WHAT TO WORK ON: Among the lines below, list those containing the string "VILLARIN".

• • • •

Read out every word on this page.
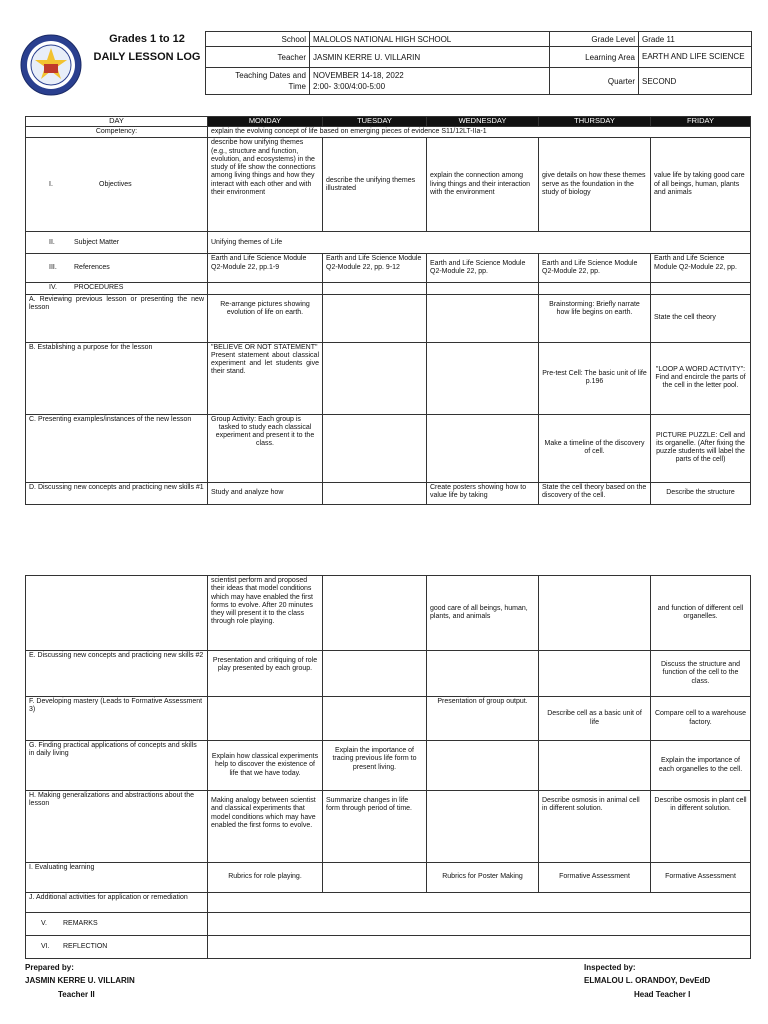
Grades 1 to 12
DAILY LESSON LOG
School	MALOLOS NATIONAL HIGH SCHOOL	Grade Level	Grade 11
Teacher	JASMIN KERRE U. VILLARIN	Learning Area	EARTH AND LIFE SCIENCE
Teaching Dates and
Time	NOVEMBER 14-18, 2022
2:00- 3:00/4:00-5:00	Quarter	SECOND
DAY	MONDAY	TUESDAY	WEDNESDAY	THURSDAY	FRIDAY
Competency:	explain the evolving concept of life based on emerging pieces of evidence S11/12LT-IIa-1				
I. Objectives	describe how unifying themes (e.g., structure and function, evolution, and ecosystems) in the study of life show the connections among living things and how they interact with each other and with their environment	describe the unifying themes illustrated	explain the connection among living things and their interaction with the environment	give details on how these themes serve as the foundation in the study of biology	value life by taking good care of all beings, human, plants and animals
II. Subject Matter	Unifying themes of Life				
III. References	Earth and Life Science Module Q2-Module 22, pp.1-9	Earth and Life Science Module Q2-Module 22, pp. 9-12	Earth and Life Science Module Q2-Module 22, pp.	Earth and Life Science Module Q2-Module 22, pp.	Earth and Life Science Module Q2-Module 22, pp.
IV. PROCEDURES					
A. Reviewing previous lesson or presenting the new lesson	Re-arrange pictures showing evolution of life on earth.			Brainstorming: Briefly narrate how life begins on earth.	State the cell theory
B. Establishing a purpose for the lesson	"BELIEVE OR NOT STATEMENT"
Present statement about classical experiment and let students give their stand.			Pre-test Cell: The basic unit of life p.196	"LOOP A WORD ACTIVITY": Find and encircle the parts of the cell in the letter pool.
C. Presenting examples/instances of the new lesson	Group Activity: Each group is
tasked to study each classical experiment and present it to the class.			Make a timeline of the discovery of cell.	PICTURE PUZZLE: Cell and its organelle. (After fixing the puzzle students will label the parts of the cell)
D. Discussing new concepts and practicing new skills #1	Study and analyze how		Create posters showing how to value life by taking	State the cell theory based on the discovery of the cell.	Describe the structure
	scientist perform and proposed their ideas that model conditions which may have enabled the first forms to evolve. After 20 minutes they will present it to the class through role playing.		good care of all beings, human, plants, and animals		and function of different cell organelles.
E. Discussing new concepts and practicing new skills #2	Presentation and critiquing of role play presented by each group.				Discuss the structure and function of the cell to the class.
F. Developing mastery (Leads to Formative Assessment 3)			Presentation of group output.	Describe cell as a basic unit of life	Compare cell to a warehouse factory.
G. Finding practical applications of concepts and skills in daily living	Explain how classical experiments help to discover the existence of life that we have today.	Explain the importance of tracing previous life form to present living.			Explain the importance of each organelles to the cell.
H. Making generalizations and abstractions about the lesson	Making analogy between scientist and classical experiments that model conditions which may have enabled the first forms to evolve.	Summarize changes in life form through period of time.		Describe osmosis in animal cell in different solution.	Describe osmosis in plant cell in different solution.
I. Evaluating learning	Rubrics for role playing.		Rubrics for Poster Making	Formative Assessment	Formative Assessment
J. Additional activities for application or remediation					
V. REMARKS					
VI. REFLECTION					
Prepared by:
JASMIN KERRE U. VILLARIN
Teacher II
Inspected by:
ELMALOU L. ORANDOY, DevEdD
Head Teacher I
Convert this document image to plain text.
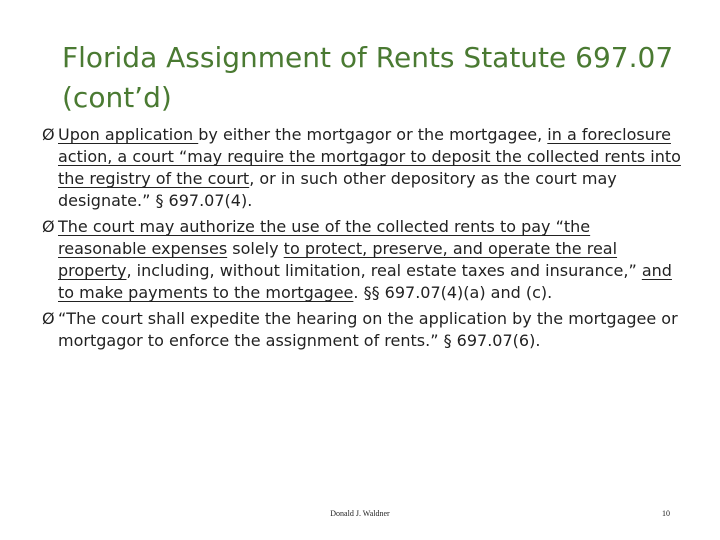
Florida Assignment of Rents Statute 697.07
(cont’d)
Ø Upon application by either the mortgagor or the mortgagee, in a foreclosure action, a court “may require the mortgagor to deposit the collected rents into the registry of the court, or in such other depository as the court may designate.” § 697.07(4).
Ø The court may authorize the use of the collected rents to pay “the reasonable expenses solely to protect, preserve, and operate the real property, including, without limitation, real estate taxes and insurance,” and to make payments to the mortgagee. §§ 697.07(4)(a) and (c).
Ø “The court shall expedite the hearing on the application by the mortgagee or mortgagor to enforce the assignment of rents.” § 697.07(6).
Donald J. Waldner	10
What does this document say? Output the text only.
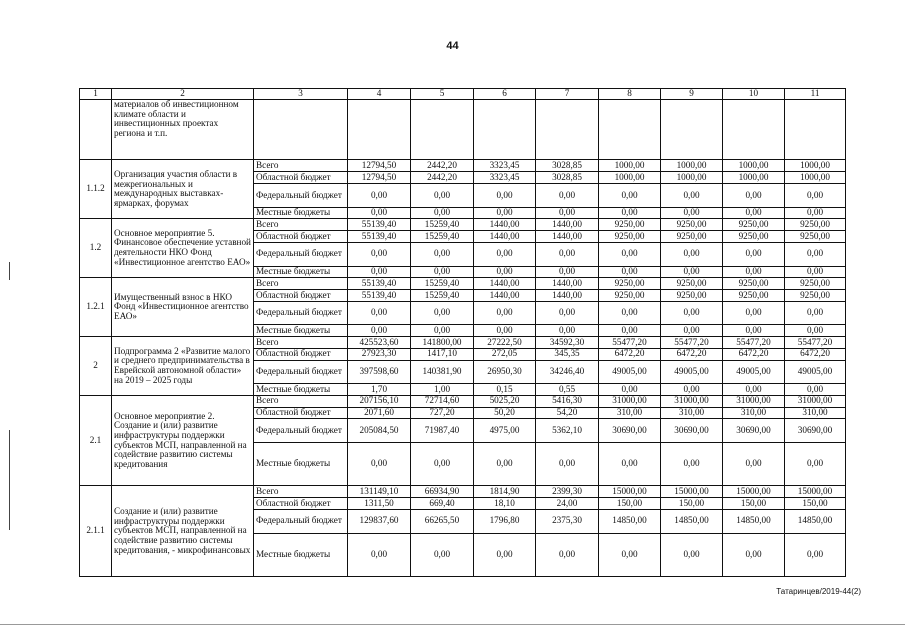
44
1	2	3	4	5	6	7	8	9	10	11
	материалов об инвестиционном климате области и инвестиционных проектах региона и т.п.									
1.1.2	Организация участия области в межрегиональных и международных выставках-ярмарках, форумах	Всего	12794,50	2442,20	3323,45	3028,85	1000,00	1000,00	1000,00	1000,00
		Областной бюджет	12794,50	2442,20	3323,45	3028,85	1000,00	1000,00	1000,00	1000,00
		Федеральный бюджет	0,00	0,00	0,00	0,00	0,00	0,00	0,00	0,00
		Местные бюджеты	0,00	0,00	0,00	0,00	0,00	0,00	0,00	0,00
1.2	Основное мероприятие 5. Финансовое обеспечение уставной деятельности НКО Фонд «Инвестиционное агентство ЕАО»	Всего	55139,40	15259,40	1440,00	1440,00	9250,00	9250,00	9250,00	9250,00
		Областной бюджет	55139,40	15259,40	1440,00	1440,00	9250,00	9250,00	9250,00	9250,00
		Федеральный бюджет	0,00	0,00	0,00	0,00	0,00	0,00	0,00	0,00
		Местные бюджеты	0,00	0,00	0,00	0,00	0,00	0,00	0,00	0,00
1.2.1	Имущественный взнос в НКО Фонд «Инвестиционное агентство ЕАО»	Всего	55139,40	15259,40	1440,00	1440,00	9250,00	9250,00	9250,00	9250,00
		Областной бюджет	55139,40	15259,40	1440,00	1440,00	9250,00	9250,00	9250,00	9250,00
		Федеральный бюджет	0,00	0,00	0,00	0,00	0,00	0,00	0,00	0,00
		Местные бюджеты	0,00	0,00	0,00	0,00	0,00	0,00	0,00	0,00
2	Подпрограмма 2 «Развитие малого и среднего предпринимательства в Еврейской автономной области» на 2019 – 2025 годы	Всего	425523,60	141800,00	27222,50	34592,30	55477,20	55477,20	55477,20	55477,20
		Областной бюджет	27923,30	1417,10	272,05	345,35	6472,20	6472,20	6472,20	6472,20
		Федеральный бюджет	397598,60	140381,90	26950,30	34246,40	49005,00	49005,00	49005,00	49005,00
		Местные бюджеты	1,70	1,00	0,15	0,55	0,00	0,00	0,00	0,00
2.1	Основное мероприятие 2. Создание и (или) развитие инфраструктуры поддержки субъектов МСП, направленной на содействие развитию системы кредитования	Всего	207156,10	72714,60	5025,20	5416,30	31000,00	31000,00	31000,00	31000,00
		Областной бюджет	2071,60	727,20	50,20	54,20	310,00	310,00	310,00	310,00
		Федеральный бюджет	205084,50	71987,40	4975,00	5362,10	30690,00	30690,00	30690,00	30690,00
		Местные бюджеты	0,00	0,00	0,00	0,00	0,00	0,00	0,00	0,00
2.1.1	Создание и (или) развитие инфраструктуры поддержки субъектов МСП, направленной на содействие развитию системы кредитования, - микрофинансовых	Всего	131149,10	66934,90	1814,90	2399,30	15000,00	15000,00	15000,00	15000,00
		Областной бюджет	1311,50	669,40	18,10	24,00	150,00	150,00	150,00	150,00
		Федеральный бюджет	129837,60	66265,50	1796,80	2375,30	14850,00	14850,00	14850,00	14850,00
		Местные бюджеты	0,00	0,00	0,00	0,00	0,00	0,00	0,00	0,00
Татаринцев/2019-44(2)
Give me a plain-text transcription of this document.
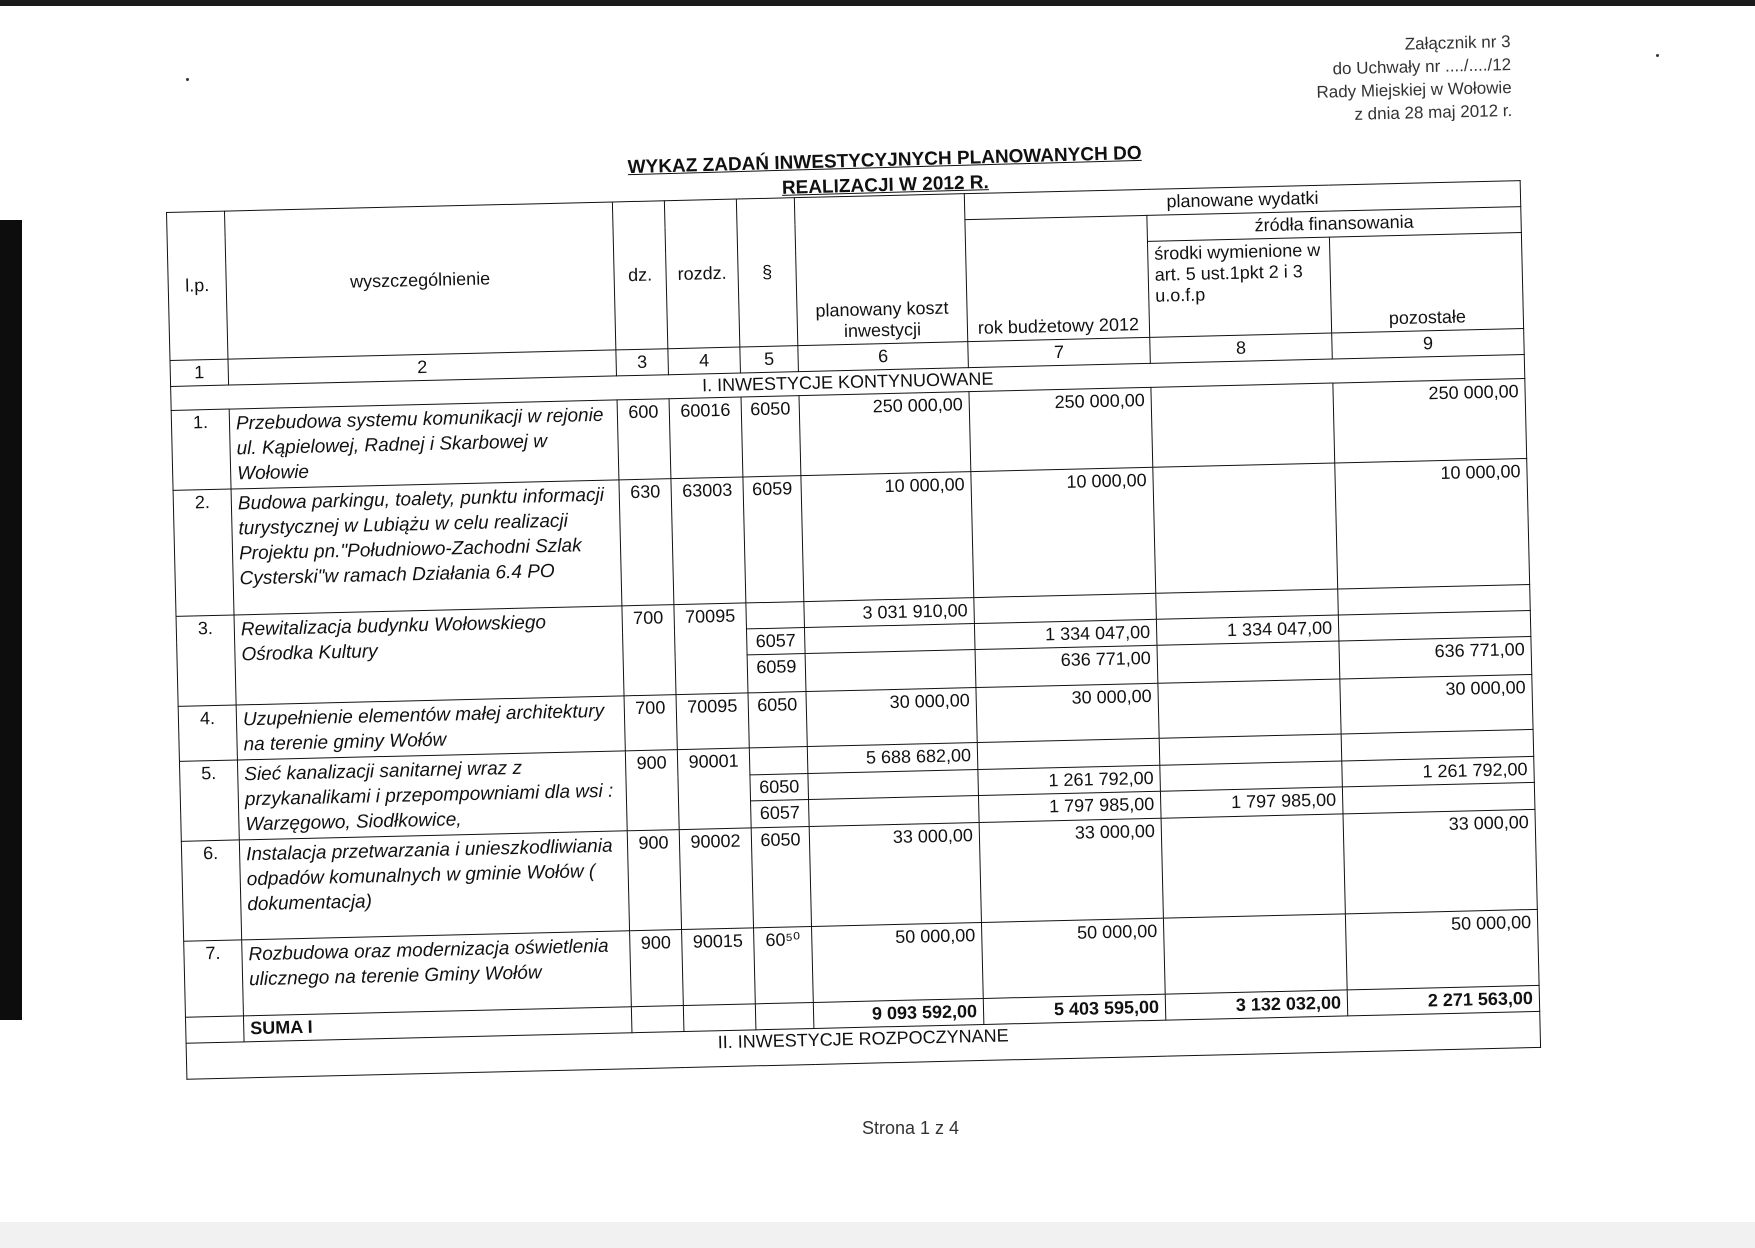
Załącznik nr 3
do Uchwały nr ..../..../12
Rady Miejskiej w Wołowie
z dnia 28 maj 2012 r.
WYKAZ ZADAŃ INWESTYCYJNYCH PLANOWANYCH DO
REALIZACJI W 2012 R.
l.p.	wyszczególnienie	dz.	rozdz.	§	planowany koszt inwestycji	planowane wydatki		
						rok budżetowy 2012	źródła finansowania	
							środki wymienione w art. 5 ust.1pkt 2 i 3 u.o.f.p	pozostałe
1	2	3	4	5	6	7	8	9
I. INWESTYCJE KONTYNUOWANE								
1.	Przebudowa systemu komunikacji w rejonie ul. Kąpielowej, Radnej i Skarbowej w Wołowie	600	60016	6050	250 000,00	250 000,00		250 000,00
2.	Budowa parkingu, toalety, punktu informacji turystycznej w Lubiążu w celu realizacji Projektu pn."Południowo-Zachodni Szlak Cysterski"w ramach Działania 6.4 PO	630	63003	6059	10 000,00	10 000,00		10 000,00
3.	Rewitalizacja budynku Wołowskiego Ośrodka Kultury	700	70095		3 031 910,00			
				6057		1 334 047,00	1 334 047,00	
				6059		636 771,00		636 771,00
4.	Uzupełnienie elementów małej architektury na terenie gminy Wołów	700	70095	6050	30 000,00	30 000,00		30 000,00
5.	Sieć kanalizacji sanitarnej wraz z przykanalikami i przepompowniami dla wsi : Warzęgowo, Siodłkowice,	900	90001		5 688 682,00			
				6050		1 261 792,00		1 261 792,00
				6057		1 797 985,00	1 797 985,00	
6.	Instalacja przetwarzania i unieszkodliwiania odpadów komunalnych w gminie Wołów ( dokumentacja)	900	90002	6050	33 000,00	33 000,00		33 000,00
7.	Rozbudowa oraz modernizacja oświetlenia ulicznego na terenie Gminy Wołów	900	90015	60⁵⁰	50 000,00	50 000,00		50 000,00
	SUMA I				9 093 592,00	5 403 595,00	3 132 032,00	2 271 563,00
II. INWESTYCJE ROZPOCZYNANE								
Strona 1 z 4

• • • •

FINAL RESULT:
Teacher	JASMIN KERRE U. VILLARIN	Learning Area	EARTH AND LIFE SCIENCE
JASMIN KERRE U. VILLARIN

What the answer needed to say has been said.